Start of RECORDS FOR THE TASK

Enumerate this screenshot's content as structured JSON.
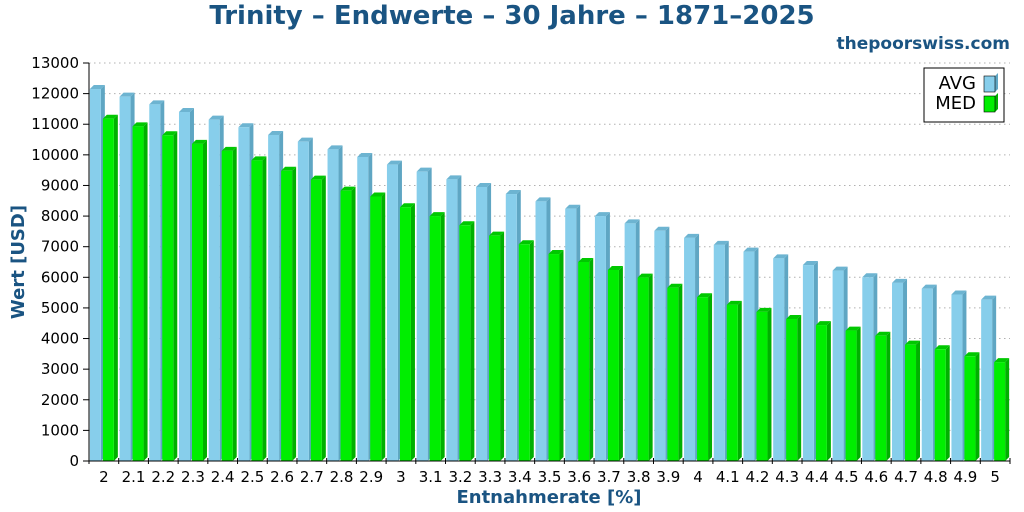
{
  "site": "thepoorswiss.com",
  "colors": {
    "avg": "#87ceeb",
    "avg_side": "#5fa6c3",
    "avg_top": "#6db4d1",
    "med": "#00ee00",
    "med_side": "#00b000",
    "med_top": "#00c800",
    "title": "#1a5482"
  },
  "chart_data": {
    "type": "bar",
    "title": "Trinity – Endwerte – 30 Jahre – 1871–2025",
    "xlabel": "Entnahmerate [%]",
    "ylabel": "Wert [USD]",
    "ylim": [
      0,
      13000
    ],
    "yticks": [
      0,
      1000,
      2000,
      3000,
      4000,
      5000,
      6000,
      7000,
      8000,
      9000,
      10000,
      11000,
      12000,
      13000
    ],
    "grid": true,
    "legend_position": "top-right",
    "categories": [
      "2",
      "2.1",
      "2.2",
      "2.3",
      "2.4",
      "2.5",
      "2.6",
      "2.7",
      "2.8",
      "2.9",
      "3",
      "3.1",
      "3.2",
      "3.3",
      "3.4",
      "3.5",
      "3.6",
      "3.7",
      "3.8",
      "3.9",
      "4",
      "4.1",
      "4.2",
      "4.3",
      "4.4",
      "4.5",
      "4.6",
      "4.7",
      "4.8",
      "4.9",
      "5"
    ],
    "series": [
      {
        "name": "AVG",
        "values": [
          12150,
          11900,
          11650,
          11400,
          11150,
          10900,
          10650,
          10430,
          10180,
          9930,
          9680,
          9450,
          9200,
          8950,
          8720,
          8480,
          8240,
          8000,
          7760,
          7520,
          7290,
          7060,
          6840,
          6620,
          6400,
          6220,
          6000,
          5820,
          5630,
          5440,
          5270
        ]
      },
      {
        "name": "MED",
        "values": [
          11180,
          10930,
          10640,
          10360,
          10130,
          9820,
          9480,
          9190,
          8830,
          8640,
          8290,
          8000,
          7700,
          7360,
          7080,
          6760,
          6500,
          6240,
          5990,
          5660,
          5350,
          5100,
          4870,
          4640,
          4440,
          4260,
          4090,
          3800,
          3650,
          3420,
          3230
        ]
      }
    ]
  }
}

End of RECORDS FOR THE TASK

* GIVEN INSTRUCTION
Make an exact copy of all entries above, dropping the images.

* FULL ANSWER
Enumerate this screenshot's content as structured JSON.
{
  "site": "thepoorswiss.com",
  "colors": {
    "avg": "#87ceeb",
    "avg_side": "#5fa6c3",
    "avg_top": "#6db4d1",
    "med": "#00ee00",
    "med_side": "#00b000",
    "med_top": "#00c800",
    "title": "#1a5482"
  },
  "chart_data": {
    "type": "bar",
    "title": "Trinity – Endwerte – 30 Jahre – 1871–2025",
    "xlabel": "Entnahmerate [%]",
    "ylabel": "Wert [USD]",
    "ylim": [
      0,
      13000
    ],
    "yticks": [
      0,
      1000,
      2000,
      3000,
      4000,
      5000,
      6000,
      7000,
      8000,
      9000,
      10000,
      11000,
      12000,
      13000
    ],
    "grid": true,
    "legend_position": "top-right",
    "categories": [
      "2",
      "2.1",
      "2.2",
      "2.3",
      "2.4",
      "2.5",
      "2.6",
      "2.7",
      "2.8",
      "2.9",
      "3",
      "3.1",
      "3.2",
      "3.3",
      "3.4",
      "3.5",
      "3.6",
      "3.7",
      "3.8",
      "3.9",
      "4",
      "4.1",
      "4.2",
      "4.3",
      "4.4",
      "4.5",
      "4.6",
      "4.7",
      "4.8",
      "4.9",
      "5"
    ],
    "series": [
      {
        "name": "AVG",
        "values": [
          12150,
          11900,
          11650,
          11400,
          11150,
          10900,
          10650,
          10430,
          10180,
          9930,
          9680,
          9450,
          9200,
          8950,
          8720,
          8480,
          8240,
          8000,
          7760,
          7520,
          7290,
          7060,
          6840,
          6620,
          6400,
          6220,
          6000,
          5820,
          5630,
          5440,
          5270
        ]
      },
      {
        "name": "MED",
        "values": [
          11180,
          10930,
          10640,
          10360,
          10130,
          9820,
          9480,
          9190,
          8830,
          8640,
          8290,
          8000,
          7700,
          7360,
          7080,
          6760,
          6500,
          6240,
          5990,
          5660,
          5350,
          5100,
          4870,
          4640,
          4440,
          4260,
          4090,
          3800,
          3650,
          3420,
          3230
        ]
      }
    ]
  }
}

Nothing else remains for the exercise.